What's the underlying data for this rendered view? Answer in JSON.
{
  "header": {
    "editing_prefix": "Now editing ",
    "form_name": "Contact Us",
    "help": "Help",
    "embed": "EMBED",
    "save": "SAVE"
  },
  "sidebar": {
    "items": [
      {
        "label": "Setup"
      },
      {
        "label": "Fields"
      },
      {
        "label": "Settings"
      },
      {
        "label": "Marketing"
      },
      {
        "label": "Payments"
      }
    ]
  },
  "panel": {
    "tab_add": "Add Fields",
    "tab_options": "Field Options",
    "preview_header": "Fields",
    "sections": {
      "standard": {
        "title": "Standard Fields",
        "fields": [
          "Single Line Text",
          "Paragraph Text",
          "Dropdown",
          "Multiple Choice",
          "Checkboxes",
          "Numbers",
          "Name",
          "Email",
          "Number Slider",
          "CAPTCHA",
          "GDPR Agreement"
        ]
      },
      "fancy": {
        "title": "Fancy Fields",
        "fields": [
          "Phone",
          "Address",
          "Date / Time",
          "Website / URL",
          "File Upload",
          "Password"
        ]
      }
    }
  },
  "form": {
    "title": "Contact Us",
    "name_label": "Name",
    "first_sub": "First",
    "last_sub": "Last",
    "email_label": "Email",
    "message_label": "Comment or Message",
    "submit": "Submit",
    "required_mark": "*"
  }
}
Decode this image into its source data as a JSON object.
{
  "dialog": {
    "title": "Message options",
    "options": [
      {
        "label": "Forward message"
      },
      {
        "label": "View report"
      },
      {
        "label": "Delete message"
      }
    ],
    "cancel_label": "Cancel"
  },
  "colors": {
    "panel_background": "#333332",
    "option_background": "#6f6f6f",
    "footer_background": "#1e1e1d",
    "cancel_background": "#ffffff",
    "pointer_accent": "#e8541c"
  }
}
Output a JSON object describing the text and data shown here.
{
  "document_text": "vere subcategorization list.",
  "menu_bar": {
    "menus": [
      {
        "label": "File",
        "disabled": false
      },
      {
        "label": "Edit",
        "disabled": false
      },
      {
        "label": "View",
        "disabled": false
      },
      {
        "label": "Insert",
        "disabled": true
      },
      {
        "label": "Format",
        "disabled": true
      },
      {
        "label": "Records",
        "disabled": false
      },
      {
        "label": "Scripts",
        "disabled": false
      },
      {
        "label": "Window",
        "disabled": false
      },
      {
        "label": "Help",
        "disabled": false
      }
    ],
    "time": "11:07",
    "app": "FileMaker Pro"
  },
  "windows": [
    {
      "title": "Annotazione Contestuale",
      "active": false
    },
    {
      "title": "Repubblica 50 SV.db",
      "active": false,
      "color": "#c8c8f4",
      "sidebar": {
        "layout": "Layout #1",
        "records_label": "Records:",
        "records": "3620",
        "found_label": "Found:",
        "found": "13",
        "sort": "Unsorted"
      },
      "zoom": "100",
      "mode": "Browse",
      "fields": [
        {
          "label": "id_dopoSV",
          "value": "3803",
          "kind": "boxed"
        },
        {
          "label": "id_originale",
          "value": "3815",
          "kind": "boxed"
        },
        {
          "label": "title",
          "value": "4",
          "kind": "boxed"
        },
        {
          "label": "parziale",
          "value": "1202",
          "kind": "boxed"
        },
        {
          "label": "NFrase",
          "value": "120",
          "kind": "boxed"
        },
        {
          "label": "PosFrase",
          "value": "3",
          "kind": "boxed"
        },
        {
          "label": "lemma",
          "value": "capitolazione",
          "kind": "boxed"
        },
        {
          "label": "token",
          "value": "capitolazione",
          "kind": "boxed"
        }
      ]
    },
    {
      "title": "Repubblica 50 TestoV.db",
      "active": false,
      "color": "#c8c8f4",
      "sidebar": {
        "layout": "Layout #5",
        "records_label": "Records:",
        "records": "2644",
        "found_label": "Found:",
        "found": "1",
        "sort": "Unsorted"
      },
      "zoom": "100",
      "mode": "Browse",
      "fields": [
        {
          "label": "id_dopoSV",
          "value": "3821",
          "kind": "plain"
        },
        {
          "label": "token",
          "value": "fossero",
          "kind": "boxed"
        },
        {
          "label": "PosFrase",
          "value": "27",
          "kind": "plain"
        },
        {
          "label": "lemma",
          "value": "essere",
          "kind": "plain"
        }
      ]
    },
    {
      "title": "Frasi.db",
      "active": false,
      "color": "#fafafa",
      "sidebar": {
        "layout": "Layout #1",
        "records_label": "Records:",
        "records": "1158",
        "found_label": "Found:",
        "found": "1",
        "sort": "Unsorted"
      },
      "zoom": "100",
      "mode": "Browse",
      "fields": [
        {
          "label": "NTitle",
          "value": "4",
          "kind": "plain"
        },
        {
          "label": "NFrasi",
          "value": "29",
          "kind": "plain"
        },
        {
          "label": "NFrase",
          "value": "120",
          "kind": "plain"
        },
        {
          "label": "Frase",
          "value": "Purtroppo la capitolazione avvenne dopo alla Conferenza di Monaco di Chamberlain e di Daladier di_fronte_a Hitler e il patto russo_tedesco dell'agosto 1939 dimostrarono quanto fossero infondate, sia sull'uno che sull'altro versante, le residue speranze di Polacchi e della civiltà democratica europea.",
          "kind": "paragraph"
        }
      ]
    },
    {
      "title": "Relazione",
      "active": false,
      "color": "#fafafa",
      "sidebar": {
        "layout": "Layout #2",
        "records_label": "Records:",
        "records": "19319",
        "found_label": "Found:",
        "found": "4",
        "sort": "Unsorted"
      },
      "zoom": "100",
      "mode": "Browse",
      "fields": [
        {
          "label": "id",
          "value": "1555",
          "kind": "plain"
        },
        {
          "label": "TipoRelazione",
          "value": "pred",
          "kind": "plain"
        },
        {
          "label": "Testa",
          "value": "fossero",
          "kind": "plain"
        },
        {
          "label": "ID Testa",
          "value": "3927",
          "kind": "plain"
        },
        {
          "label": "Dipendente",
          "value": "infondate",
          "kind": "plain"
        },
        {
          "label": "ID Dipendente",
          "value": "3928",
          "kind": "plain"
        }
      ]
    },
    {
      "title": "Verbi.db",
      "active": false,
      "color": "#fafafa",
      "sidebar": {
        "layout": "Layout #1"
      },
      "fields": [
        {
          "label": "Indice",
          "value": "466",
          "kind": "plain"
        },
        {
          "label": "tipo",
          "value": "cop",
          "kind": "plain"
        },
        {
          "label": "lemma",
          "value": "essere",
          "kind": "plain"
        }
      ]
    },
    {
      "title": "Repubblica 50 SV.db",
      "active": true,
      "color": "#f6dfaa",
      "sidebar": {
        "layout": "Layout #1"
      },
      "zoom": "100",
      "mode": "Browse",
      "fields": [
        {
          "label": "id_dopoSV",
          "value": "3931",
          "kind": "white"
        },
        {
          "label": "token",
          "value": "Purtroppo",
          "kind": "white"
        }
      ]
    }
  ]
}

■ GIVEN EXERCISE
Write each line above out exactly.

■ RESPONSE
What's the underlying data for this rendered view? Answer in JSON.
{
  "header": {
    "editing_prefix": "Now editing ",
    "form_name": "Contact Us",
    "help": "Help",
    "embed": "EMBED",
    "save": "SAVE"
  },
  "sidebar": {
    "items": [
      {
        "label": "Setup"
      },
      {
        "label": "Fields"
      },
      {
        "label": "Settings"
      },
      {
        "label": "Marketing"
      },
      {
        "label": "Payments"
      }
    ]
  },
  "panel": {
    "tab_add": "Add Fields",
    "tab_options": "Field Options",
    "preview_header": "Fields",
    "sections": {
      "standard": {
        "title": "Standard Fields",
        "fields": [
          "Single Line Text",
          "Paragraph Text",
          "Dropdown",
          "Multiple Choice",
          "Checkboxes",
          "Numbers",
          "Name",
          "Email",
          "Number Slider",
          "CAPTCHA",
          "GDPR Agreement"
        ]
      },
      "fancy": {
        "title": "Fancy Fields",
        "fields": [
          "Phone",
          "Address",
          "Date / Time",
          "Website / URL",
          "File Upload",
          "Password"
        ]
      }
    }
  },
  "form": {
    "title": "Contact Us",
    "name_label": "Name",
    "first_sub": "First",
    "last_sub": "Last",
    "email_label": "Email",
    "message_label": "Comment or Message",
    "submit": "Submit",
    "required_mark": "*"
  }
}
Decode this image into its source data as a JSON object.
{
  "dialog": {
    "title": "Message options",
    "options": [
      {
        "label": "Forward message"
      },
      {
        "label": "View report"
      },
      {
        "label": "Delete message"
      }
    ],
    "cancel_label": "Cancel"
  },
  "colors": {
    "panel_background": "#333332",
    "option_background": "#6f6f6f",
    "footer_background": "#1e1e1d",
    "cancel_background": "#ffffff",
    "pointer_accent": "#e8541c"
  }
}
Output a JSON object describing the text and data shown here.
{
  "document_text": "vere subcategorization list.",
  "menu_bar": {
    "menus": [
      {
        "label": "File",
        "disabled": false
      },
      {
        "label": "Edit",
        "disabled": false
      },
      {
        "label": "View",
        "disabled": false
      },
      {
        "label": "Insert",
        "disabled": true
      },
      {
        "label": "Format",
        "disabled": true
      },
      {
        "label": "Records",
        "disabled": false
      },
      {
        "label": "Scripts",
        "disabled": false
      },
      {
        "label": "Window",
        "disabled": false
      },
      {
        "label": "Help",
        "disabled": false
      }
    ],
    "time": "11:07",
    "app": "FileMaker Pro"
  },
  "windows": [
    {
      "title": "Annotazione Contestuale",
      "active": false
    },
    {
      "title": "Repubblica 50 SV.db",
      "active": false,
      "color": "#c8c8f4",
      "sidebar": {
        "layout": "Layout #1",
        "records_label": "Records:",
        "records": "3620",
        "found_label": "Found:",
        "found": "13",
        "sort": "Unsorted"
      },
      "zoom": "100",
      "mode": "Browse",
      "fields": [
        {
          "label": "id_dopoSV",
          "value": "3803",
          "kind": "boxed"
        },
        {
          "label": "id_originale",
          "value": "3815",
          "kind": "boxed"
        },
        {
          "label": "title",
          "value": "4",
          "kind": "boxed"
        },
        {
          "label": "parziale",
          "value": "1202",
          "kind": "boxed"
        },
        {
          "label": "NFrase",
          "value": "120",
          "kind": "boxed"
        },
        {
          "label": "PosFrase",
          "value": "3",
          "kind": "boxed"
        },
        {
          "label": "lemma",
          "value": "capitolazione",
          "kind": "boxed"
        },
        {
          "label": "token",
          "value": "capitolazione",
          "kind": "boxed"
        }
      ]
    },
    {
      "title": "Repubblica 50 TestoV.db",
      "active": false,
      "color": "#c8c8f4",
      "sidebar": {
        "layout": "Layout #5",
        "records_label": "Records:",
        "records": "2644",
        "found_label": "Found:",
        "found": "1",
        "sort": "Unsorted"
      },
      "zoom": "100",
      "mode": "Browse",
      "fields": [
        {
          "label": "id_dopoSV",
          "value": "3821",
          "kind": "plain"
        },
        {
          "label": "token",
          "value": "fossero",
          "kind": "boxed"
        },
        {
          "label": "PosFrase",
          "value": "27",
          "kind": "plain"
        },
        {
          "label": "lemma",
          "value": "essere",
          "kind": "plain"
        }
      ]
    },
    {
      "title": "Frasi.db",
      "active": false,
      "color": "#fafafa",
      "sidebar": {
        "layout": "Layout #1",
        "records_label": "Records:",
        "records": "1158",
        "found_label": "Found:",
        "found": "1",
        "sort": "Unsorted"
      },
      "zoom": "100",
      "mode": "Browse",
      "fields": [
        {
          "label": "NTitle",
          "value": "4",
          "kind": "plain"
        },
        {
          "label": "NFrasi",
          "value": "29",
          "kind": "plain"
        },
        {
          "label": "NFrase",
          "value": "120",
          "kind": "plain"
        },
        {
          "label": "Frase",
          "value": "Purtroppo la capitolazione avvenne dopo alla Conferenza di Monaco di Chamberlain e di Daladier di_fronte_a Hitler e il patto russo_tedesco dell'agosto 1939 dimostrarono quanto fossero infondate, sia sull'uno che sull'altro versante, le residue speranze di Polacchi e della civiltà democratica europea.",
          "kind": "paragraph"
        }
      ]
    },
    {
      "title": "Relazione",
      "active": false,
      "color": "#fafafa",
      "sidebar": {
        "layout": "Layout #2",
        "records_label": "Records:",
        "records": "19319",
        "found_label": "Found:",
        "found": "4",
        "sort": "Unsorted"
      },
      "zoom": "100",
      "mode": "Browse",
      "fields": [
        {
          "label": "id",
          "value": "1555",
          "kind": "plain"
        },
        {
          "label": "TipoRelazione",
          "value": "pred",
          "kind": "plain"
        },
        {
          "label": "Testa",
          "value": "fossero",
          "kind": "plain"
        },
        {
          "label": "ID Testa",
          "value": "3927",
          "kind": "plain"
        },
        {
          "label": "Dipendente",
          "value": "infondate",
          "kind": "plain"
        },
        {
          "label": "ID Dipendente",
          "value": "3928",
          "kind": "plain"
        }
      ]
    },
    {
      "title": "Verbi.db",
      "active": false,
      "color": "#fafafa",
      "sidebar": {
        "layout": "Layout #1"
      },
      "fields": [
        {
          "label": "Indice",
          "value": "466",
          "kind": "plain"
        },
        {
          "label": "tipo",
          "value": "cop",
          "kind": "plain"
        },
        {
          "label": "lemma",
          "value": "essere",
          "kind": "plain"
        }
      ]
    },
    {
      "title": "Repubblica 50 SV.db",
      "active": true,
      "color": "#f6dfaa",
      "sidebar": {
        "layout": "Layout #1"
      },
      "zoom": "100",
      "mode": "Browse",
      "fields": [
        {
          "label": "id_dopoSV",
          "value": "3931",
          "kind": "white"
        },
        {
          "label": "token",
          "value": "Purtroppo",
          "kind": "white"
        }
      ]
    }
  ]
}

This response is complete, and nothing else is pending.